## WHAT IS BEING ASKED
Make an exact copy of the records, with the images left out.

## SOURCE DATA
* begin *

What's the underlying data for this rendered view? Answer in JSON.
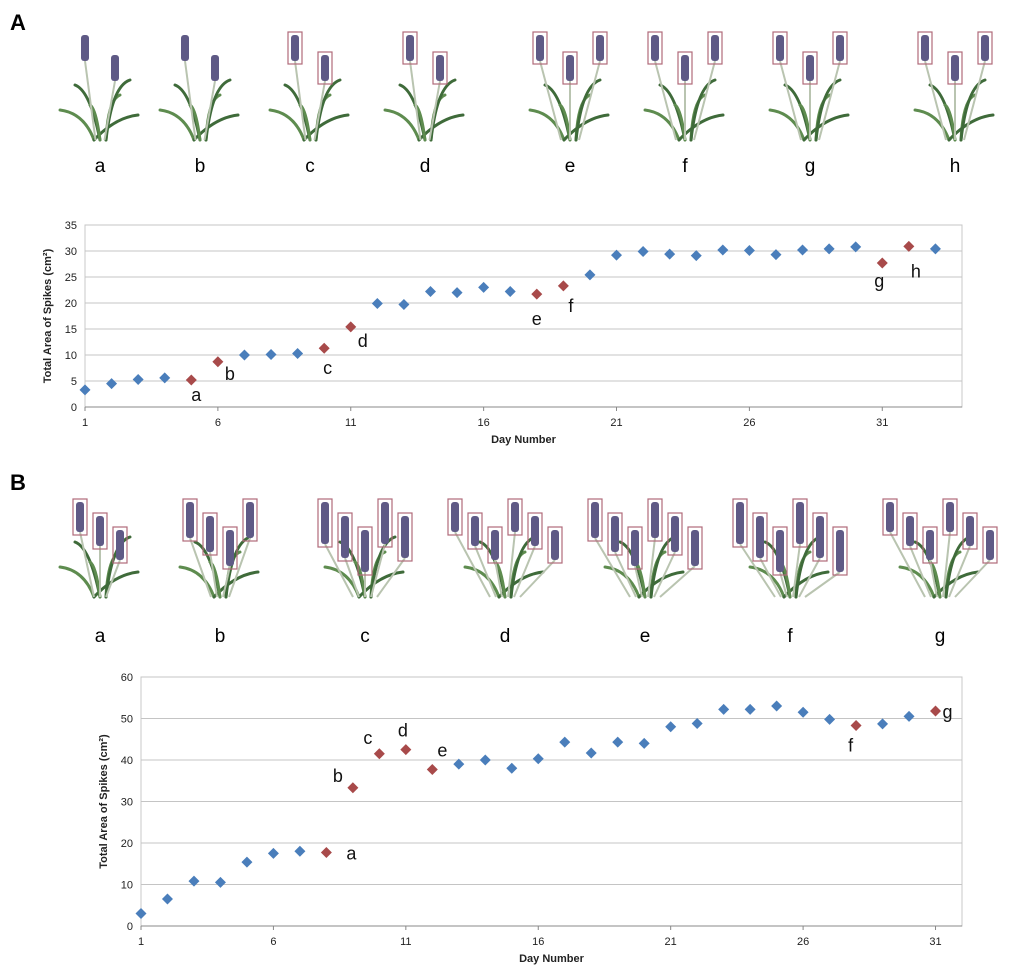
{
  "panels": [
    {
      "letter": "A",
      "plant_labels": [
        "a",
        "b",
        "c",
        "d",
        "e",
        "f",
        "g",
        "h"
      ],
      "chart_data": {
        "type": "scatter",
        "title": "",
        "xlabel": "Day Number",
        "ylabel": "Total Area of Spikes (cm²)",
        "xlim": [
          1,
          34
        ],
        "ylim": [
          0,
          35
        ],
        "x_ticks": [
          1,
          6,
          11,
          16,
          21,
          26,
          31
        ],
        "y_ticks": [
          0,
          5,
          10,
          15,
          20,
          25,
          30,
          35
        ],
        "grid": "horizontal",
        "series": [
          {
            "points": [
              {
                "x": 1,
                "y": 3.3
              },
              {
                "x": 2,
                "y": 4.5
              },
              {
                "x": 3,
                "y": 5.3
              },
              {
                "x": 4,
                "y": 5.6
              },
              {
                "x": 7,
                "y": 10.0
              },
              {
                "x": 8,
                "y": 10.1
              },
              {
                "x": 9,
                "y": 10.3
              },
              {
                "x": 12,
                "y": 19.9
              },
              {
                "x": 13,
                "y": 19.7
              },
              {
                "x": 14,
                "y": 22.2
              },
              {
                "x": 15,
                "y": 22.0
              },
              {
                "x": 16,
                "y": 23.0
              },
              {
                "x": 17,
                "y": 22.2
              },
              {
                "x": 20,
                "y": 25.4
              },
              {
                "x": 21,
                "y": 29.2
              },
              {
                "x": 22,
                "y": 29.9
              },
              {
                "x": 23,
                "y": 29.4
              },
              {
                "x": 24,
                "y": 29.1
              },
              {
                "x": 25,
                "y": 30.2
              },
              {
                "x": 26,
                "y": 30.1
              },
              {
                "x": 27,
                "y": 29.3
              },
              {
                "x": 28,
                "y": 30.2
              },
              {
                "x": 29,
                "y": 30.4
              },
              {
                "x": 30,
                "y": 30.8
              },
              {
                "x": 33,
                "y": 30.4
              }
            ],
            "color": "#4a7ebb"
          },
          {
            "points": [
              {
                "x": 5,
                "y": 5.2,
                "label": "a"
              },
              {
                "x": 6,
                "y": 8.7,
                "label": "b"
              },
              {
                "x": 10,
                "y": 11.3,
                "label": "c"
              },
              {
                "x": 11,
                "y": 15.4,
                "label": "d"
              },
              {
                "x": 18,
                "y": 21.7,
                "label": "e"
              },
              {
                "x": 19,
                "y": 23.3,
                "label": "f"
              },
              {
                "x": 31,
                "y": 27.7,
                "label": "g"
              },
              {
                "x": 32,
                "y": 30.9,
                "label": "h"
              }
            ],
            "color": "#a84a4a"
          }
        ]
      }
    },
    {
      "letter": "B",
      "plant_labels": [
        "a",
        "b",
        "c",
        "d",
        "e",
        "f",
        "g"
      ],
      "chart_data": {
        "type": "scatter",
        "title": "",
        "xlabel": "Day Number",
        "ylabel": "Total Area of Spikes (cm²)",
        "xlim": [
          1,
          32
        ],
        "ylim": [
          0,
          60
        ],
        "x_ticks": [
          1,
          6,
          11,
          16,
          21,
          26,
          31
        ],
        "y_ticks": [
          0,
          10,
          20,
          30,
          40,
          50,
          60
        ],
        "grid": "horizontal",
        "series": [
          {
            "points": [
              {
                "x": 1,
                "y": 3.0
              },
              {
                "x": 2,
                "y": 6.5
              },
              {
                "x": 3,
                "y": 10.8
              },
              {
                "x": 4,
                "y": 10.5
              },
              {
                "x": 5,
                "y": 15.4
              },
              {
                "x": 6,
                "y": 17.5
              },
              {
                "x": 7,
                "y": 18.0
              },
              {
                "x": 13,
                "y": 39.0
              },
              {
                "x": 14,
                "y": 40.0
              },
              {
                "x": 15,
                "y": 38.0
              },
              {
                "x": 16,
                "y": 40.3
              },
              {
                "x": 17,
                "y": 44.3
              },
              {
                "x": 18,
                "y": 41.7
              },
              {
                "x": 19,
                "y": 44.3
              },
              {
                "x": 20,
                "y": 44.0
              },
              {
                "x": 21,
                "y": 48.0
              },
              {
                "x": 22,
                "y": 48.8
              },
              {
                "x": 23,
                "y": 52.2
              },
              {
                "x": 24,
                "y": 52.2
              },
              {
                "x": 25,
                "y": 53.0
              },
              {
                "x": 26,
                "y": 51.5
              },
              {
                "x": 27,
                "y": 49.8
              },
              {
                "x": 29,
                "y": 48.7
              },
              {
                "x": 30,
                "y": 50.5
              }
            ],
            "color": "#4a7ebb"
          },
          {
            "points": [
              {
                "x": 8,
                "y": 17.7,
                "label": "a"
              },
              {
                "x": 9,
                "y": 33.3,
                "label": "b"
              },
              {
                "x": 10,
                "y": 41.5,
                "label": "c"
              },
              {
                "x": 11,
                "y": 42.5,
                "label": "d"
              },
              {
                "x": 12,
                "y": 37.7,
                "label": "e"
              },
              {
                "x": 28,
                "y": 48.3,
                "label": "f"
              },
              {
                "x": 31,
                "y": 51.8,
                "label": "g"
              }
            ],
            "color": "#a84a4a"
          }
        ]
      }
    }
  ]
}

* end *

## RESULT
What's the underlying data for this rendered view? Answer in JSON.
{
  "panels": [
    {
      "letter": "A",
      "plant_labels": [
        "a",
        "b",
        "c",
        "d",
        "e",
        "f",
        "g",
        "h"
      ],
      "chart_data": {
        "type": "scatter",
        "title": "",
        "xlabel": "Day Number",
        "ylabel": "Total Area of Spikes (cm²)",
        "xlim": [
          1,
          34
        ],
        "ylim": [
          0,
          35
        ],
        "x_ticks": [
          1,
          6,
          11,
          16,
          21,
          26,
          31
        ],
        "y_ticks": [
          0,
          5,
          10,
          15,
          20,
          25,
          30,
          35
        ],
        "grid": "horizontal",
        "series": [
          {
            "points": [
              {
                "x": 1,
                "y": 3.3
              },
              {
                "x": 2,
                "y": 4.5
              },
              {
                "x": 3,
                "y": 5.3
              },
              {
                "x": 4,
                "y": 5.6
              },
              {
                "x": 7,
                "y": 10.0
              },
              {
                "x": 8,
                "y": 10.1
              },
              {
                "x": 9,
                "y": 10.3
              },
              {
                "x": 12,
                "y": 19.9
              },
              {
                "x": 13,
                "y": 19.7
              },
              {
                "x": 14,
                "y": 22.2
              },
              {
                "x": 15,
                "y": 22.0
              },
              {
                "x": 16,
                "y": 23.0
              },
              {
                "x": 17,
                "y": 22.2
              },
              {
                "x": 20,
                "y": 25.4
              },
              {
                "x": 21,
                "y": 29.2
              },
              {
                "x": 22,
                "y": 29.9
              },
              {
                "x": 23,
                "y": 29.4
              },
              {
                "x": 24,
                "y": 29.1
              },
              {
                "x": 25,
                "y": 30.2
              },
              {
                "x": 26,
                "y": 30.1
              },
              {
                "x": 27,
                "y": 29.3
              },
              {
                "x": 28,
                "y": 30.2
              },
              {
                "x": 29,
                "y": 30.4
              },
              {
                "x": 30,
                "y": 30.8
              },
              {
                "x": 33,
                "y": 30.4
              }
            ],
            "color": "#4a7ebb"
          },
          {
            "points": [
              {
                "x": 5,
                "y": 5.2,
                "label": "a"
              },
              {
                "x": 6,
                "y": 8.7,
                "label": "b"
              },
              {
                "x": 10,
                "y": 11.3,
                "label": "c"
              },
              {
                "x": 11,
                "y": 15.4,
                "label": "d"
              },
              {
                "x": 18,
                "y": 21.7,
                "label": "e"
              },
              {
                "x": 19,
                "y": 23.3,
                "label": "f"
              },
              {
                "x": 31,
                "y": 27.7,
                "label": "g"
              },
              {
                "x": 32,
                "y": 30.9,
                "label": "h"
              }
            ],
            "color": "#a84a4a"
          }
        ]
      }
    },
    {
      "letter": "B",
      "plant_labels": [
        "a",
        "b",
        "c",
        "d",
        "e",
        "f",
        "g"
      ],
      "chart_data": {
        "type": "scatter",
        "title": "",
        "xlabel": "Day Number",
        "ylabel": "Total Area of Spikes (cm²)",
        "xlim": [
          1,
          32
        ],
        "ylim": [
          0,
          60
        ],
        "x_ticks": [
          1,
          6,
          11,
          16,
          21,
          26,
          31
        ],
        "y_ticks": [
          0,
          10,
          20,
          30,
          40,
          50,
          60
        ],
        "grid": "horizontal",
        "series": [
          {
            "points": [
              {
                "x": 1,
                "y": 3.0
              },
              {
                "x": 2,
                "y": 6.5
              },
              {
                "x": 3,
                "y": 10.8
              },
              {
                "x": 4,
                "y": 10.5
              },
              {
                "x": 5,
                "y": 15.4
              },
              {
                "x": 6,
                "y": 17.5
              },
              {
                "x": 7,
                "y": 18.0
              },
              {
                "x": 13,
                "y": 39.0
              },
              {
                "x": 14,
                "y": 40.0
              },
              {
                "x": 15,
                "y": 38.0
              },
              {
                "x": 16,
                "y": 40.3
              },
              {
                "x": 17,
                "y": 44.3
              },
              {
                "x": 18,
                "y": 41.7
              },
              {
                "x": 19,
                "y": 44.3
              },
              {
                "x": 20,
                "y": 44.0
              },
              {
                "x": 21,
                "y": 48.0
              },
              {
                "x": 22,
                "y": 48.8
              },
              {
                "x": 23,
                "y": 52.2
              },
              {
                "x": 24,
                "y": 52.2
              },
              {
                "x": 25,
                "y": 53.0
              },
              {
                "x": 26,
                "y": 51.5
              },
              {
                "x": 27,
                "y": 49.8
              },
              {
                "x": 29,
                "y": 48.7
              },
              {
                "x": 30,
                "y": 50.5
              }
            ],
            "color": "#4a7ebb"
          },
          {
            "points": [
              {
                "x": 8,
                "y": 17.7,
                "label": "a"
              },
              {
                "x": 9,
                "y": 33.3,
                "label": "b"
              },
              {
                "x": 10,
                "y": 41.5,
                "label": "c"
              },
              {
                "x": 11,
                "y": 42.5,
                "label": "d"
              },
              {
                "x": 12,
                "y": 37.7,
                "label": "e"
              },
              {
                "x": 28,
                "y": 48.3,
                "label": "f"
              },
              {
                "x": 31,
                "y": 51.8,
                "label": "g"
              }
            ],
            "color": "#a84a4a"
          }
        ]
      }
    }
  ]
}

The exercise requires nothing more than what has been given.